What is asked | Across all the lines below, how many contain the string "Current"? Please reply with the number only.

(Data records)
>>>

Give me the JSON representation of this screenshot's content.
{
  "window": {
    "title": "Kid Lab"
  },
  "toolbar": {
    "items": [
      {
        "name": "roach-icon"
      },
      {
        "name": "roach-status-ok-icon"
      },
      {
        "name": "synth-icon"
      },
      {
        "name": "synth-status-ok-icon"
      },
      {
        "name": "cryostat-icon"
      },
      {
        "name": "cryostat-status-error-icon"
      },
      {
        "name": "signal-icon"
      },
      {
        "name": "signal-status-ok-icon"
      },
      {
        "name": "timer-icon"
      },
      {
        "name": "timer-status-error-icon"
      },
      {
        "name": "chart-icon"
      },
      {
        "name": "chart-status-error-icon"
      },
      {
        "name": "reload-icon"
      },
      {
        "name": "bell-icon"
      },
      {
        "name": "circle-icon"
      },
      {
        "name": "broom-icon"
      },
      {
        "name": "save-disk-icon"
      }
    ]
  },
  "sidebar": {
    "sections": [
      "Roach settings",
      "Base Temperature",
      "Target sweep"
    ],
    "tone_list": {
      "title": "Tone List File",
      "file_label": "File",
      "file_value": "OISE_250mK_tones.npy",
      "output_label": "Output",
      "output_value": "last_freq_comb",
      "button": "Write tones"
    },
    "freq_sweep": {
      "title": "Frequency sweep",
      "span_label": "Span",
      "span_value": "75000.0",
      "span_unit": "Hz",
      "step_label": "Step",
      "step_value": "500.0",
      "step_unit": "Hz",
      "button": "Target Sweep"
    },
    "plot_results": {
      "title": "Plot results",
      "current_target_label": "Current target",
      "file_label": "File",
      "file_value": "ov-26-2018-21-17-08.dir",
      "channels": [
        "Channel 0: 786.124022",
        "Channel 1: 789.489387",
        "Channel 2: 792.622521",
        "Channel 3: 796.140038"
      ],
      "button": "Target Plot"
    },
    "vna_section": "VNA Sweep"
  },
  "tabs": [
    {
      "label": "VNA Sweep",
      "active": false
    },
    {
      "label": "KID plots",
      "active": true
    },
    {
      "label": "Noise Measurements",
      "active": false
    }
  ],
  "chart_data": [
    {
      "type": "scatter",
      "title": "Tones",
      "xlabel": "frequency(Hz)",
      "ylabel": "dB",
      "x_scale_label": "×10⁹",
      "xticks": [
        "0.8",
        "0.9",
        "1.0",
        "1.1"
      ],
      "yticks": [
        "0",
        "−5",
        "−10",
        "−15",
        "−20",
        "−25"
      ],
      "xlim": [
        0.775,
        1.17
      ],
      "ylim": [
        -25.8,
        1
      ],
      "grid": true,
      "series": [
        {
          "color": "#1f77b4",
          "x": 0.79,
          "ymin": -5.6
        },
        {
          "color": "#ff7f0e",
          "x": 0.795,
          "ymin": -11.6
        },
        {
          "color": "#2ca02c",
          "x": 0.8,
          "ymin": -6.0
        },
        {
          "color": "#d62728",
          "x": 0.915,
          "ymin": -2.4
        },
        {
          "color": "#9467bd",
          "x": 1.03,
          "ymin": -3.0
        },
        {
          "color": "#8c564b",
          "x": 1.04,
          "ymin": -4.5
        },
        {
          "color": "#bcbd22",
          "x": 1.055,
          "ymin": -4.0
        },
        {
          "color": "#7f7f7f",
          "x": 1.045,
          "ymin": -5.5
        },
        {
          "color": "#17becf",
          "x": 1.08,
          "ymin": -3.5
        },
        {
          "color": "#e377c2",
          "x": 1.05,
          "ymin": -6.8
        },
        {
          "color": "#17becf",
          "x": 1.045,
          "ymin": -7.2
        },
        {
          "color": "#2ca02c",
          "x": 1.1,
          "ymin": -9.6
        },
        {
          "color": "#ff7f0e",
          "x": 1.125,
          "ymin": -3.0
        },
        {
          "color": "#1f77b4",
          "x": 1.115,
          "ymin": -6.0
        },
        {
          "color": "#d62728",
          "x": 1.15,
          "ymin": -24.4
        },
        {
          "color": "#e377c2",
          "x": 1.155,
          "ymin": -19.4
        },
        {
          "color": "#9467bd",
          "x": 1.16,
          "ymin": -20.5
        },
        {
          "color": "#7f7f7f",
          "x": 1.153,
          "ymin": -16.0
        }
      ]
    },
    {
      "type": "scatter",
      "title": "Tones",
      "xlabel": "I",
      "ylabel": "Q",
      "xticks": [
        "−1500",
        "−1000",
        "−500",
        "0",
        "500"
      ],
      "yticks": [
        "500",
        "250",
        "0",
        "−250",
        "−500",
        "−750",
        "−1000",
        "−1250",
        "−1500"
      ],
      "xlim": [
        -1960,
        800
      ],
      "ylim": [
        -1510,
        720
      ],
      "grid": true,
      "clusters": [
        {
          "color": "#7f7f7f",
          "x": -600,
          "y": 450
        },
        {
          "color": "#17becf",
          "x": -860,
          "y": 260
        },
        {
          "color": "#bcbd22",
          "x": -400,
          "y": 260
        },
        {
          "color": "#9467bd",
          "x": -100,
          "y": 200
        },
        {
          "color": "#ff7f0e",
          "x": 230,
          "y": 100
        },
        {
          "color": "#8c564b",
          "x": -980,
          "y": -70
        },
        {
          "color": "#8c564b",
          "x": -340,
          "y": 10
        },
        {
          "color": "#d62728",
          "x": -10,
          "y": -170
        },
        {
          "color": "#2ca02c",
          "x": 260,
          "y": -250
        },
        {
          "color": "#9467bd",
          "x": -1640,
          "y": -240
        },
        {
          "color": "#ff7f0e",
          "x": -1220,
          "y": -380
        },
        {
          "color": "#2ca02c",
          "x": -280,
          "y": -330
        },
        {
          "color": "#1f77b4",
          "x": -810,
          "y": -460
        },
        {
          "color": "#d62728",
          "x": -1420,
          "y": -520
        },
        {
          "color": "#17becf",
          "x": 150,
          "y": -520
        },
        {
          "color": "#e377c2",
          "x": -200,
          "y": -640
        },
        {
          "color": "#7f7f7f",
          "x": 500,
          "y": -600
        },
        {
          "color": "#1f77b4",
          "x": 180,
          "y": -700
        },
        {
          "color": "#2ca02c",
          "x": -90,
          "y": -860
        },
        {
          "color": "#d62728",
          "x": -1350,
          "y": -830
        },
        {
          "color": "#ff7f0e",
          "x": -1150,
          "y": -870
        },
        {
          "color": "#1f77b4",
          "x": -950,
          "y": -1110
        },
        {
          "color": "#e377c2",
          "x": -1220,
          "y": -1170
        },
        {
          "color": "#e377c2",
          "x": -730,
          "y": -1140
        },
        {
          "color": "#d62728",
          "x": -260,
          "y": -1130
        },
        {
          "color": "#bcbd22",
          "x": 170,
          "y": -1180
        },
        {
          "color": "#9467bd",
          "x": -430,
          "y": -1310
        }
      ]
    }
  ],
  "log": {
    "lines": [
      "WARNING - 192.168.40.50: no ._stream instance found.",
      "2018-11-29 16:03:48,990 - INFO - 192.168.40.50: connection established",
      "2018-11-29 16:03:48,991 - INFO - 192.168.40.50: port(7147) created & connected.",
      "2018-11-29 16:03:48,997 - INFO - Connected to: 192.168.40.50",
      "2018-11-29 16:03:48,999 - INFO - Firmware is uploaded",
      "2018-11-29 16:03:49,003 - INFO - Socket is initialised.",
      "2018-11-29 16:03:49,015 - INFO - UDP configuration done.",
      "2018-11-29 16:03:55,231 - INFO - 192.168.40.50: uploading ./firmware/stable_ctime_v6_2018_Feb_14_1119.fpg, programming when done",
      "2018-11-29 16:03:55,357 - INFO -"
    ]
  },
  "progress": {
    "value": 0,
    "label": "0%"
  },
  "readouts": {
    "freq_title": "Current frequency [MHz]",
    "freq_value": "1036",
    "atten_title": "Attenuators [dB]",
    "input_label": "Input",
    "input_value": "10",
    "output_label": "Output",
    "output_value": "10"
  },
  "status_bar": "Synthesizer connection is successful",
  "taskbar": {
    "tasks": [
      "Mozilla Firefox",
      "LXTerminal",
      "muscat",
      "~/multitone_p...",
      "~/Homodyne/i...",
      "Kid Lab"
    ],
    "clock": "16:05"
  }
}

<<<

Response to this task | 2